**What you will do**
How many lines of the material below contain the string "fundraising"? Answer with the number and nothing else.
START
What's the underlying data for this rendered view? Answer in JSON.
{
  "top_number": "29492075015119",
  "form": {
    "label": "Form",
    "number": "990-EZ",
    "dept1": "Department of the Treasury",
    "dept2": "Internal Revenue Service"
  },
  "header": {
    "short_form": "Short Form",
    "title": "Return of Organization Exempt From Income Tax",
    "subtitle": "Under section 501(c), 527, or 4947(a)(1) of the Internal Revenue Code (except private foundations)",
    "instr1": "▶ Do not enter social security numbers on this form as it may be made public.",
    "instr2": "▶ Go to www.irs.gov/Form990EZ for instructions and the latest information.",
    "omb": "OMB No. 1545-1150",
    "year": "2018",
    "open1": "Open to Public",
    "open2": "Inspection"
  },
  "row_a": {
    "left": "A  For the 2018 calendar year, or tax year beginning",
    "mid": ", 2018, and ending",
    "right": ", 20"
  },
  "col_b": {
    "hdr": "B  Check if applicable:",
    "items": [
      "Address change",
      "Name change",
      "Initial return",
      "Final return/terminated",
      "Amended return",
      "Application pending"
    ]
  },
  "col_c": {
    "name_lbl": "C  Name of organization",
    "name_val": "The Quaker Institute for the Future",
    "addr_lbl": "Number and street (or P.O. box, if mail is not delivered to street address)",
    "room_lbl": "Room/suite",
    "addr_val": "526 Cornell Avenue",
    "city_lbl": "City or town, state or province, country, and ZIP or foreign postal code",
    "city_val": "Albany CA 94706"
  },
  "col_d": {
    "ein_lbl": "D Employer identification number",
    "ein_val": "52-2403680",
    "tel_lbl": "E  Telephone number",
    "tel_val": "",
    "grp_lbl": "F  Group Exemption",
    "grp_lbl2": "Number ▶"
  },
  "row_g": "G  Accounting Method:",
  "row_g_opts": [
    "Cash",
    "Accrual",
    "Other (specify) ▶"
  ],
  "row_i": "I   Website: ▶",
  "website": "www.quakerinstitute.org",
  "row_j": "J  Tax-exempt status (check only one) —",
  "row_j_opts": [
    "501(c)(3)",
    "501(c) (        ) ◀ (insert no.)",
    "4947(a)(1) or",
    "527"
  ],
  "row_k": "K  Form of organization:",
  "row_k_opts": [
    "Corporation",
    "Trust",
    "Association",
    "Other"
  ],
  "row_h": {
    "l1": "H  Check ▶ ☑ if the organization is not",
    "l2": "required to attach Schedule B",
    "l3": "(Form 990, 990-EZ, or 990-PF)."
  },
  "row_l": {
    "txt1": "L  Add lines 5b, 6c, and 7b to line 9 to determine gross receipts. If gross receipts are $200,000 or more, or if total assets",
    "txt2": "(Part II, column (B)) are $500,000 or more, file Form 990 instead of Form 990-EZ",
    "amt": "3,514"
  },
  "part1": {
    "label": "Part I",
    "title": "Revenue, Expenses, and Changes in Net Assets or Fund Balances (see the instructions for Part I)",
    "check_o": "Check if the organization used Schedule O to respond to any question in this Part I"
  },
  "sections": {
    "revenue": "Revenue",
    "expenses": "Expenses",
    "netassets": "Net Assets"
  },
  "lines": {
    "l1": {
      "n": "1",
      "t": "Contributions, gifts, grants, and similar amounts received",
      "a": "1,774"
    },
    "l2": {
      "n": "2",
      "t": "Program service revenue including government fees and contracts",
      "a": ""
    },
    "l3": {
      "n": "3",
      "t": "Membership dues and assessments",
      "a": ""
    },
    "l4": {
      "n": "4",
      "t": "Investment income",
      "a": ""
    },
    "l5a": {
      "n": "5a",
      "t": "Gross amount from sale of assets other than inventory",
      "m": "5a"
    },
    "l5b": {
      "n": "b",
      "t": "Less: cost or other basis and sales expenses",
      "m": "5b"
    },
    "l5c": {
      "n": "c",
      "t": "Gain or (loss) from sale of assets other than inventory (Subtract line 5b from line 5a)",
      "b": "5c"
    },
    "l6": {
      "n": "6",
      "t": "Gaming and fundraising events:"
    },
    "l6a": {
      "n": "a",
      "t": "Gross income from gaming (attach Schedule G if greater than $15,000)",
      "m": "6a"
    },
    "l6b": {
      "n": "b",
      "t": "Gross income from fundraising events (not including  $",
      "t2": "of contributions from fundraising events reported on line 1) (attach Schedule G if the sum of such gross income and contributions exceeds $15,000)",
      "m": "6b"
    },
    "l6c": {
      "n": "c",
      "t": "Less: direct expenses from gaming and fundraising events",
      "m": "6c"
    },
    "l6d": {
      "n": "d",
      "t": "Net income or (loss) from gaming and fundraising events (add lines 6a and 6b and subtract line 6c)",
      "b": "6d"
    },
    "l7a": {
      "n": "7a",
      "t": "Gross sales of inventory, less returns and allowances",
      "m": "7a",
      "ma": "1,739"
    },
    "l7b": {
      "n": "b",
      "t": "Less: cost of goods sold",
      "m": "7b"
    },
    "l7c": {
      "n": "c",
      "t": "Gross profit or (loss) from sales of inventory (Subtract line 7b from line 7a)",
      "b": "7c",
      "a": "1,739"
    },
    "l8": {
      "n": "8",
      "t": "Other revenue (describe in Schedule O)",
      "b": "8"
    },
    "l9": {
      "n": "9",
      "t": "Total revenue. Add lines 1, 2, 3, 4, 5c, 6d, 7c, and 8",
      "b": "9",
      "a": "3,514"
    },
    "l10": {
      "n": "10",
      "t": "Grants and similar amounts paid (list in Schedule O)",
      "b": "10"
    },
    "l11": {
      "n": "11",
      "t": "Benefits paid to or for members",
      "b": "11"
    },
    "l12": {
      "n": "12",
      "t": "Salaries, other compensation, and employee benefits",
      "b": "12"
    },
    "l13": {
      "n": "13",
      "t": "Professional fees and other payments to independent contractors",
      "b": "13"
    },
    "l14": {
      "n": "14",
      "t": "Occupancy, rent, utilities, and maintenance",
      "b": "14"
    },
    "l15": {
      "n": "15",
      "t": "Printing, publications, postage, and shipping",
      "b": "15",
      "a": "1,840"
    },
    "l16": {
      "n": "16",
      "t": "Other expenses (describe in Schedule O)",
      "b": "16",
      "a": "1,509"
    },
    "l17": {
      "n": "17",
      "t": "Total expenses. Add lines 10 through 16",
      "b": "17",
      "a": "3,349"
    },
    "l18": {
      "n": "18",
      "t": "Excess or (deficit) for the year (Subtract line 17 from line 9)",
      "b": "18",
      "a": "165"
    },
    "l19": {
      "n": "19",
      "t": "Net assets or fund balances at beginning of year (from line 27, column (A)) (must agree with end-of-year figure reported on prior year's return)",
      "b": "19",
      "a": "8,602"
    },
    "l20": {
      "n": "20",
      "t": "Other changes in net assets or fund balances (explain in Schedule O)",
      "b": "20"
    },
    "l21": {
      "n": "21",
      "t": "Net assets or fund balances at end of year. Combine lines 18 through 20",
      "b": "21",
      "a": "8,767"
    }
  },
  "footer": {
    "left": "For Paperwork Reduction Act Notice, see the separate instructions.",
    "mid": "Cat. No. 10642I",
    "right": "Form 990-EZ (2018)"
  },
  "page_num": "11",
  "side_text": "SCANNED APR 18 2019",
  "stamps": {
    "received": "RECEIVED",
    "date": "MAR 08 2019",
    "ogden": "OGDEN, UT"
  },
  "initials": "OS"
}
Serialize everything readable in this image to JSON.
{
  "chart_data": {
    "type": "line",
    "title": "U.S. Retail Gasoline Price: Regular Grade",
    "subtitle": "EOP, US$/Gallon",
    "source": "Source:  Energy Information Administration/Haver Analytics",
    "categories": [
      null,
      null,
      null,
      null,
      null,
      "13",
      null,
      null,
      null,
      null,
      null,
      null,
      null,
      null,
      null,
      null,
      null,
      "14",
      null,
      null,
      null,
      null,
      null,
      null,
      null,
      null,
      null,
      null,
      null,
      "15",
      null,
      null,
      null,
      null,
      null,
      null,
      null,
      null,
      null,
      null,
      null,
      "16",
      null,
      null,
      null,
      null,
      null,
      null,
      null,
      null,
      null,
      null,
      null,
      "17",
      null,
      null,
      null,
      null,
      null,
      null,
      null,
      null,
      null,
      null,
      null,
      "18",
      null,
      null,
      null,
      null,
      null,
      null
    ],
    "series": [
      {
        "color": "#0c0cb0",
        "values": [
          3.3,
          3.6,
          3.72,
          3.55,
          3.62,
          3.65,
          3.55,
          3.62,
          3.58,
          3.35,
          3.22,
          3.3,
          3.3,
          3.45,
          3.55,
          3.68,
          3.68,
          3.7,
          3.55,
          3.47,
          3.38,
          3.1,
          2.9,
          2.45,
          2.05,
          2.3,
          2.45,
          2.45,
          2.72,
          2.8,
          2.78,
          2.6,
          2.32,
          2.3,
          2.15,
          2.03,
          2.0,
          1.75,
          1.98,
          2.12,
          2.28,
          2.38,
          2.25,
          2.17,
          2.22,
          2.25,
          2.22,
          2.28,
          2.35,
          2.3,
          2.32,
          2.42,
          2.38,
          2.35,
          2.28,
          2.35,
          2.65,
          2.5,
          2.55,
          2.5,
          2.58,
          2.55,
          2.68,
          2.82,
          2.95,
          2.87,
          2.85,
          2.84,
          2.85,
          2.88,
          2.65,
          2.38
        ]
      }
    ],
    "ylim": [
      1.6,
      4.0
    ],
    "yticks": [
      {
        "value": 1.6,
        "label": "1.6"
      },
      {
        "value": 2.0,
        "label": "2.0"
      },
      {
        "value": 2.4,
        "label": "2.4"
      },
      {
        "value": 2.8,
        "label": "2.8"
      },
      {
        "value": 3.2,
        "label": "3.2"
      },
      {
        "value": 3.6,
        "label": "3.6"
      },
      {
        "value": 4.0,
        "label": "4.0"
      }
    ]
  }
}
END
**Result of the task**
5